§ **Exercise requirements**
Copy out the part of the entries that opens with the line containing "side dots — [1022, 271, 1024, 438]" and closes with the line containing "discharge spark — [146, 370, 198, 424]", including both of those lines and changing nothing.

§ **Supplied information**
## START
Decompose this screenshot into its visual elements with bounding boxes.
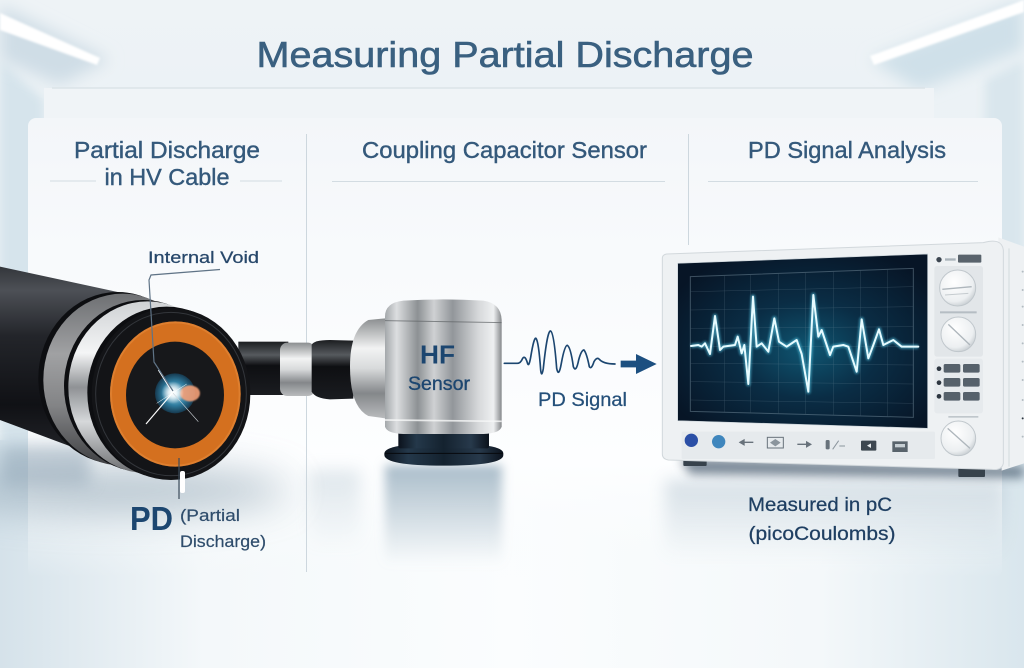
side dots — [1022, 271, 1024, 438]
divider 1 — [306, 134, 308, 572]
right control panel — [934, 255, 983, 456]
leader line: internal void — [149, 270, 220, 391]
internal void — [155, 373, 195, 413]
heading: coupling capacitor sensor: Coupling Capacitor Sensor — [362, 137, 647, 163]
discharge spark — [146, 370, 198, 424]
sensor label sensor: Sensor — [408, 374, 470, 395]
heading: partial discharge in HV cable — [50, 137, 282, 190]
screen — [678, 254, 928, 428]
cable end face — [92, 308, 250, 480]
button grid — [944, 364, 980, 401]
orange semiconductor ring — [110, 321, 241, 467]
ceiling light right — [870, 0, 1024, 65]
orange discharge glow — [180, 385, 200, 401]
knob 1 — [940, 270, 976, 306]
HF sensor — [280, 299, 657, 466]
arrow — [621, 354, 657, 374]
feet — [683, 455, 985, 477]
heading: PD signal analysis: PD Signal Analysis — [748, 137, 946, 163]
label: measured in pC: Measured in pC — [748, 495, 892, 516]
grey armour band — [43, 294, 202, 466]
heading: partial discharge in HV cable: Partial Discharge — [74, 137, 260, 163]
ceiling light left — [0, 13, 100, 65]
monitor front — [662, 241, 1003, 470]
sensor body — [385, 299, 502, 434]
label: partial discharge — [180, 506, 266, 551]
panel backdrop — [28, 118, 1002, 578]
monitor shadow — [680, 458, 1024, 478]
sensor flange — [350, 318, 385, 418]
cable jacket — [0, 267, 118, 464]
sensor label HF: HF — [420, 339, 455, 369]
label: measured in pC — [748, 495, 896, 545]
oscilloscope monitor — [662, 237, 1024, 477]
leader line: PD — [179, 458, 185, 499]
thin cable connecting to sensor — [238, 342, 288, 395]
label: internal void: Internal Void — [148, 248, 259, 267]
HV cable — [0, 267, 250, 480]
connector black — [312, 340, 353, 399]
waveform — [504, 331, 615, 374]
black insulation core — [126, 342, 224, 448]
label: PD: PD — [130, 500, 173, 537]
label: PD signal: PD Signal — [538, 390, 627, 411]
label: partial discharge: Discharge) — [180, 532, 266, 551]
title: Measuring Partial Discharge — [256, 34, 754, 75]
heading: partial discharge in HV cable: in HV Cable — [104, 164, 230, 190]
bottom control strip — [682, 432, 935, 459]
chrome band — [68, 301, 227, 473]
trace — [691, 295, 918, 392]
trace glow — [691, 295, 918, 392]
label: partial discharge: (Partial — [180, 506, 240, 525]
screen grid — [690, 268, 913, 417]
floor reflections — [0, 445, 1005, 565]
base flange — [384, 443, 503, 466]
base neck — [398, 432, 489, 448]
label: measured in pC: (picoCoulombs) — [748, 524, 896, 545]
knob 2 — [941, 317, 976, 352]
connector silver — [280, 343, 315, 396]
divider 2 — [688, 134, 690, 245]
monitor side — [998, 237, 1024, 471]
knob 3 — [941, 421, 976, 456]
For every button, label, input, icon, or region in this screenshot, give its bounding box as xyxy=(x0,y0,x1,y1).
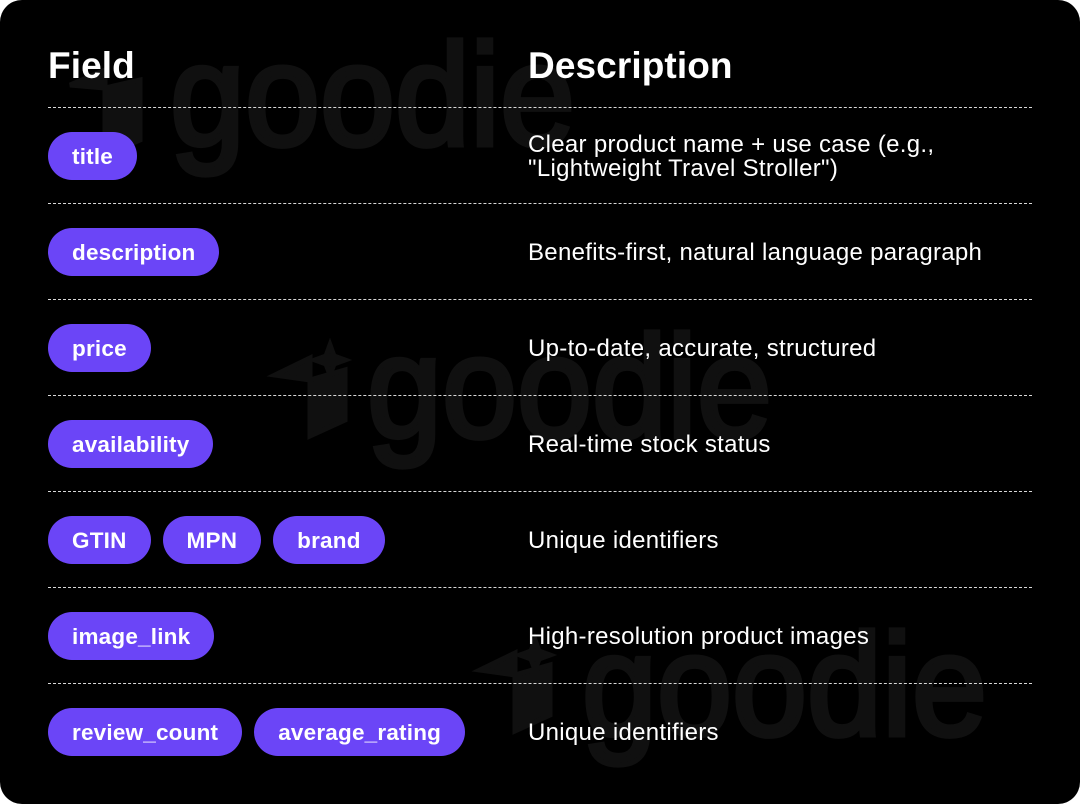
row: identifiers: GTIN xyxy=(72,528,127,553)
row: reviews: average_rating xyxy=(278,720,441,745)
desc: availability: Real-time stock status xyxy=(528,431,771,458)
header: Description: Description xyxy=(528,45,733,86)
row: image_link: image_link xyxy=(72,624,190,649)
row: identifiers: MPN xyxy=(187,528,237,553)
watermark logos: goodie xyxy=(170,14,575,176)
row: description: description xyxy=(72,240,195,265)
row: availability: availability xyxy=(72,432,189,457)
desc: reviews: Unique identifiers xyxy=(528,719,719,746)
desc: description: Benefits-first, natural language paragraph xyxy=(528,239,982,266)
desc: title xyxy=(528,131,934,182)
desc: title: Clear product name + use case (e.g., xyxy=(528,131,934,158)
desc: title: "Lightweight Travel Stroller") xyxy=(528,155,838,182)
row: reviews: review_count xyxy=(72,720,218,745)
watermark logos: goodie xyxy=(367,306,772,468)
row: reviews xyxy=(48,708,465,756)
row: identifiers xyxy=(48,516,385,564)
row: identifiers: brand xyxy=(297,528,361,553)
header: Field: Field xyxy=(48,45,135,86)
row: price: price xyxy=(72,336,127,361)
desc: image_link: High-resolution product images xyxy=(528,623,869,650)
desc: price: Up-to-date, accurate, structured xyxy=(528,335,876,362)
row: title: title xyxy=(72,144,113,169)
watermark logos: goodie xyxy=(582,604,987,766)
desc: identifiers: Unique identifiers xyxy=(528,527,719,554)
## END
§ **Solution to this problem**
side dots — [1022, 271, 1024, 438]
divider 1 — [306, 134, 308, 572]
right control panel — [934, 255, 983, 456]
leader line: internal void — [149, 270, 220, 391]
internal void — [155, 373, 195, 413]
heading: coupling capacitor sensor: Coupling Capacitor Sensor — [362, 137, 647, 163]
discharge spark — [146, 370, 198, 424]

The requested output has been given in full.